* [DESCRIPTION OF THE TASK]:
Reproduce the rows without alteration, from the first row up to and including the line containing "control-leader-line (394, 510, 420, 562)".

[Collection entries]
[BEGIN]
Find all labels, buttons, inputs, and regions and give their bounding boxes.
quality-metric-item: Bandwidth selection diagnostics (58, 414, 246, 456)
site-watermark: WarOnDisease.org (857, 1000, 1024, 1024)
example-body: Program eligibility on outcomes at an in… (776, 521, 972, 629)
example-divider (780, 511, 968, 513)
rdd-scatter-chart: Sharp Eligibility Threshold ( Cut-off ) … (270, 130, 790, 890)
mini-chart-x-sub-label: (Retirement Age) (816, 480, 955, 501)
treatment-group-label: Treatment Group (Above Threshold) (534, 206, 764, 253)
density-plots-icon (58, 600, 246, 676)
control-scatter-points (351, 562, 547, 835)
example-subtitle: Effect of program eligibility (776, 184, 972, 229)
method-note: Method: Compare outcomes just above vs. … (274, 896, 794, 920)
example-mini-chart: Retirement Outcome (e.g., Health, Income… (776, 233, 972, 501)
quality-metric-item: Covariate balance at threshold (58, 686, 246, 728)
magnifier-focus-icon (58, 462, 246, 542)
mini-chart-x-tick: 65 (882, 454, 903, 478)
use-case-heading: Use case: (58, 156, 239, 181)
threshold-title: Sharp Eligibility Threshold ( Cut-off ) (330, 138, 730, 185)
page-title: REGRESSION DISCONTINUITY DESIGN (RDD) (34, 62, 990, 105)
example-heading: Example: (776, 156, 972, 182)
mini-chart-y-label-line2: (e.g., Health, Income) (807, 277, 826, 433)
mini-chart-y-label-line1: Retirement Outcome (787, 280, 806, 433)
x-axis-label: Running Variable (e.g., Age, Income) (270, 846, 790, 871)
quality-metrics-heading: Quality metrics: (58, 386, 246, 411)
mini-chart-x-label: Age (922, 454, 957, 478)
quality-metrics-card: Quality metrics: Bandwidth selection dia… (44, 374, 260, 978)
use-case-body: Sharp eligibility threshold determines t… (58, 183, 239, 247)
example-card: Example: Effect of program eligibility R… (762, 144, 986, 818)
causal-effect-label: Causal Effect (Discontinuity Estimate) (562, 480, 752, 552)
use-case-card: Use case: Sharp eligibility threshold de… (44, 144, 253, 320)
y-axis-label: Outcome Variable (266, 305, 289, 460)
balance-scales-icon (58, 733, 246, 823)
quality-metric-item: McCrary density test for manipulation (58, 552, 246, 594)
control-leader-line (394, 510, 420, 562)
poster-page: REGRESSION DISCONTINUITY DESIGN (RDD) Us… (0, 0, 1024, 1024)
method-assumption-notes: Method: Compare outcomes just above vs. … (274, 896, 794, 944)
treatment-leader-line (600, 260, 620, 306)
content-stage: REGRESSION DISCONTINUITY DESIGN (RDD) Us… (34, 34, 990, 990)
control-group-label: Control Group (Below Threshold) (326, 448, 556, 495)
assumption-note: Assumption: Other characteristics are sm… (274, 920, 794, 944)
[END]
* [COMPLETE OUTPUT]:
Find all labels, buttons, inputs, and regions and give their bounding boxes.
quality-metric-item: Bandwidth selection diagnostics (58, 414, 246, 456)
site-watermark: WarOnDisease.org (857, 1000, 1024, 1024)
example-body: Program eligibility on outcomes at an in… (776, 521, 972, 629)
example-divider (780, 511, 968, 513)
rdd-scatter-chart: Sharp Eligibility Threshold ( Cut-off ) … (270, 130, 790, 890)
mini-chart-x-sub-label: (Retirement Age) (816, 480, 955, 501)
treatment-group-label: Treatment Group (Above Threshold) (534, 206, 764, 253)
density-plots-icon (58, 600, 246, 676)
control-scatter-points (351, 562, 547, 835)
example-subtitle: Effect of program eligibility (776, 184, 972, 229)
method-note: Method: Compare outcomes just above vs. … (274, 896, 794, 920)
example-mini-chart: Retirement Outcome (e.g., Health, Income… (776, 233, 972, 501)
quality-metric-item: Covariate balance at threshold (58, 686, 246, 728)
magnifier-focus-icon (58, 462, 246, 542)
mini-chart-x-tick: 65 (882, 454, 903, 478)
use-case-heading: Use case: (58, 156, 239, 181)
threshold-title: Sharp Eligibility Threshold ( Cut-off ) (330, 138, 730, 185)
page-title: REGRESSION DISCONTINUITY DESIGN (RDD) (34, 62, 990, 105)
example-heading: Example: (776, 156, 972, 182)
mini-chart-y-label-line2: (e.g., Health, Income) (807, 277, 826, 433)
mini-chart-y-label-line1: Retirement Outcome (787, 280, 806, 433)
x-axis-label: Running Variable (e.g., Age, Income) (270, 846, 790, 871)
quality-metrics-heading: Quality metrics: (58, 386, 246, 411)
mini-chart-x-label: Age (922, 454, 957, 478)
quality-metrics-card: Quality metrics: Bandwidth selection dia… (44, 374, 260, 978)
use-case-body: Sharp eligibility threshold determines t… (58, 183, 239, 247)
example-card: Example: Effect of program eligibility R… (762, 144, 986, 818)
causal-effect-label: Causal Effect (Discontinuity Estimate) (562, 480, 752, 552)
use-case-card: Use case: Sharp eligibility threshold de… (44, 144, 253, 320)
y-axis-label: Outcome Variable (266, 305, 289, 460)
balance-scales-icon (58, 733, 246, 823)
quality-metric-item: McCrary density test for manipulation (58, 552, 246, 594)
control-leader-line (394, 510, 420, 562)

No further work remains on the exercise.